[BEGIN EXCERPT]

As far as first person brawling goes, there is no match. I don't think anyone's even tried.

Combat is executed with a combination of the right thumbstick, and the left and right triggers. For example, if you press the left trigger, you jab. If you hold up on the right thumbstick and press the left trigger, you front kick your opponent in the jaw. Certain combinations will combo, such as L,L,R. Blocking is done by pressing the left thumbstick.

Combat with the T'lan is actually pretty fun, as the damn things are really strong. The disorientation and blurring of vision that result from getting slammed in the head is rather pleasing, if a bit headache inducing, and is completely realistic, considering the time it takes to recover from just a human-strength swing in real life.

Once you pick up the ability to block bullets, you can actually brawl with the soldiers if you like, but it's generally better to just shoot them.

The first person brawling is actually really innovative, and Breakdown does a fair job considering its lack of predecessors in the field. One problem with the T'lan, though, is that they too have really crappy AI. You can actually run away from them, and watch as they stop dead at some invisible barrier, refusing to chase you any further. In a game that concentrates so much on immersion, unrealistic mistakes such as this cost dearly.

[END EXCERPT]
[BEGIN EXTRACTED ENTRIES]

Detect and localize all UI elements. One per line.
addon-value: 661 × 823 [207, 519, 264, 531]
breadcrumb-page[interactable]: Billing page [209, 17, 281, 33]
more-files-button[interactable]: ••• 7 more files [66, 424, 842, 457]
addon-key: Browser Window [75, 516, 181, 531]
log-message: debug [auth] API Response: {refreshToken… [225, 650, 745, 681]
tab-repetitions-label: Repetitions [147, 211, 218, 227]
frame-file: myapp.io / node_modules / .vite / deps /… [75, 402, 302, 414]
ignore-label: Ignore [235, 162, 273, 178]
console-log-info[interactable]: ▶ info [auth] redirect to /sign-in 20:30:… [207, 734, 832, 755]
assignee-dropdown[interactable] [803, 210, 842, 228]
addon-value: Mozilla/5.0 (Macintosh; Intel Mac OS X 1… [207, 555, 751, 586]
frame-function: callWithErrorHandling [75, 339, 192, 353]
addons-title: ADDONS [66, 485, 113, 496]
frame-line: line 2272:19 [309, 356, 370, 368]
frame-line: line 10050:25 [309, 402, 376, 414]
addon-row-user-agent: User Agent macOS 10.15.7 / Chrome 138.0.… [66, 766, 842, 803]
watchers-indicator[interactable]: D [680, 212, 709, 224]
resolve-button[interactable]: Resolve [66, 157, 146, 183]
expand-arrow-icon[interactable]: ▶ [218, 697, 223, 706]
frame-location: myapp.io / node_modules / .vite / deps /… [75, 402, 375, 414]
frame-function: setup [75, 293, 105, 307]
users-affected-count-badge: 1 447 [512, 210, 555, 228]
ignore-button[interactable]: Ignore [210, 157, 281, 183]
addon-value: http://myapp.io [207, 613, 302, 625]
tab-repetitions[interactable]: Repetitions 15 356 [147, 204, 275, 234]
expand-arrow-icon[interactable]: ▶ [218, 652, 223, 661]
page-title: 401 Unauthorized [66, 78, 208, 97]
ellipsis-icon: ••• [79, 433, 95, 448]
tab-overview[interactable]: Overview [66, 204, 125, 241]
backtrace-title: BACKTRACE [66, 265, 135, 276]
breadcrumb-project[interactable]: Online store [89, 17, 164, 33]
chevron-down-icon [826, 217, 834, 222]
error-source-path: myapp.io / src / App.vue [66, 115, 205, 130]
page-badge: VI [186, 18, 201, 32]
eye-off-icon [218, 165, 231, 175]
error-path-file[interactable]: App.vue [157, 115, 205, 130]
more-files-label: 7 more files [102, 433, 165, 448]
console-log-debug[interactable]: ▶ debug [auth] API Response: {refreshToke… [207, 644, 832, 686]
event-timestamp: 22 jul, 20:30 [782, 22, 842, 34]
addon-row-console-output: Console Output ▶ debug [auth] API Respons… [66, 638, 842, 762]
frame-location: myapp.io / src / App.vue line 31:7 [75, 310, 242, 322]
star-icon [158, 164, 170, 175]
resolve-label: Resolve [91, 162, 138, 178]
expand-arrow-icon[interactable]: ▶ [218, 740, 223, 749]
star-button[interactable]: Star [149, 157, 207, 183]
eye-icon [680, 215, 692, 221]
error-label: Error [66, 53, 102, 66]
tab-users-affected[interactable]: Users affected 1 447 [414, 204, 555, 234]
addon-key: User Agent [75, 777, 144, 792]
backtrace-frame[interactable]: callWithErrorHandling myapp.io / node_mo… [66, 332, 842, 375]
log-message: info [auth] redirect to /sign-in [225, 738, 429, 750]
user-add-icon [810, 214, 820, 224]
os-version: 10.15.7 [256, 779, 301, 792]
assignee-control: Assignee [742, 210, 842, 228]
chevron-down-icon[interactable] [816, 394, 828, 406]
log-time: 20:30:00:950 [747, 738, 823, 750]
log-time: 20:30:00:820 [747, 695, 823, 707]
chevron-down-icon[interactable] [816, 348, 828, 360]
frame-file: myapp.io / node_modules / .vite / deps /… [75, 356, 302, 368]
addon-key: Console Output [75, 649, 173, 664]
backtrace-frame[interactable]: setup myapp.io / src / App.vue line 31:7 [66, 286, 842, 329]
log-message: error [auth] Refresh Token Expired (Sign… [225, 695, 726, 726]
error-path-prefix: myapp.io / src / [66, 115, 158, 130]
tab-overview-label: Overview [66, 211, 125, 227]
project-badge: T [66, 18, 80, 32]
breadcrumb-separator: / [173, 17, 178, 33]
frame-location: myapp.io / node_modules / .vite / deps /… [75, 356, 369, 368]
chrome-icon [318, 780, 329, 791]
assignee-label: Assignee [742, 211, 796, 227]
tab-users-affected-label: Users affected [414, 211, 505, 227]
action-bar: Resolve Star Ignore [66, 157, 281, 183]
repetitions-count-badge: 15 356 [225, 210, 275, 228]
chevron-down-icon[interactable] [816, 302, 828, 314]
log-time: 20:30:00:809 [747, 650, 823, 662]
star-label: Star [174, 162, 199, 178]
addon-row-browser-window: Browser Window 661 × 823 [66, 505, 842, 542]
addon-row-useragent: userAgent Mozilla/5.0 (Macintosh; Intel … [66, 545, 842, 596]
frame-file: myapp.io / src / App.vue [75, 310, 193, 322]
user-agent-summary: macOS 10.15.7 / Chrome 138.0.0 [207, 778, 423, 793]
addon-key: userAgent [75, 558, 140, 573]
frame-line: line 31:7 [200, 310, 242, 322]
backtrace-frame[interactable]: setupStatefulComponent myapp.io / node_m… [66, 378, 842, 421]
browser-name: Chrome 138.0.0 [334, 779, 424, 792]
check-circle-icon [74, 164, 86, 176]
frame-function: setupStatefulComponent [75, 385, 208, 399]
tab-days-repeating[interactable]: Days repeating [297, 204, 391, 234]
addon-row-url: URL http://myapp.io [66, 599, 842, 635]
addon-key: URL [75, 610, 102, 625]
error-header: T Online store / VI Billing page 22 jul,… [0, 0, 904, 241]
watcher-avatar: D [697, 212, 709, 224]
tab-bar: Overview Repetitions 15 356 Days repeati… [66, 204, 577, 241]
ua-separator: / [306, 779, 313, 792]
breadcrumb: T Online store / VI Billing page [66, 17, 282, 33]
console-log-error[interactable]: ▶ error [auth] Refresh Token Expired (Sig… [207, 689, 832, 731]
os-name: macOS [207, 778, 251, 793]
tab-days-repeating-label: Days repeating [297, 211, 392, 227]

[END EXTRACTED ENTRIES]

COMPLETE THE FOLLOWING:
a. Switch "Billing page" to "Checkout page" in the rows from the first row through the row containing "tab-repetitions-label: Repetitions [147, 211, 218, 227]", and write out those rows with nothing else changed.
b. Proceed with the review of first person brawling in Breakdown, writing on from its final sentence.

PER-TASK OUTPUTS:
a.
Detect and localize all UI elements. One per line.
addon-value: 661 × 823 [207, 519, 264, 531]
breadcrumb-page[interactable]: Checkout page [209, 17, 281, 33]
more-files-button[interactable]: ••• 7 more files [66, 424, 842, 457]
addon-key: Browser Window [75, 516, 181, 531]
log-message: debug [auth] API Response: {refreshToken… [225, 650, 745, 681]
tab-repetitions-label: Repetitions [147, 211, 218, 227]

b.
Level Design

This is an important aspect of any first person shooter, even more so than other games.

In Breakdown, this is, unfortunately, where the game really falls flat.

The levels are all really linear. There is one way to progress, and that's usually through the nearest unlocked door. There are locked doors everywhere, and you get the impression that there was supposed to be some exploration involved, but what you end up with is a progression that reminds one unpleasantly of many of the shooting games in the arcades. If there were multiple ways to approach each "level" (there aren't really "levels" in Breakdown, just generalized areas), then the replay value would suddenly go through the roof. But as it stands, you are going to be led by the nose through each level. Too bad.


Bland, for the most part. The animations of characters aren't particularly compelling in most cases, although there are a few moments of brilliance. (Solus, the big baddie, is a good example.) The texturing, to be frank, sucks. It gets the point across, though, and the T'lan themselves are actually intruiging in appearance. Don't expect to be impressed by the graphics, it's the concept that is the key here.


These are actually pretty decent. The voice acting is passable, but some of the little touches (like being able to hear Derrick switch between breathing normally and panting in exhaustion) are actually pretty nice. There is a decent array of sound effects, and nothing in particular sticks out as being bad.


This game is certainly different, and the execution of certain things are a big part of the appeal of the game.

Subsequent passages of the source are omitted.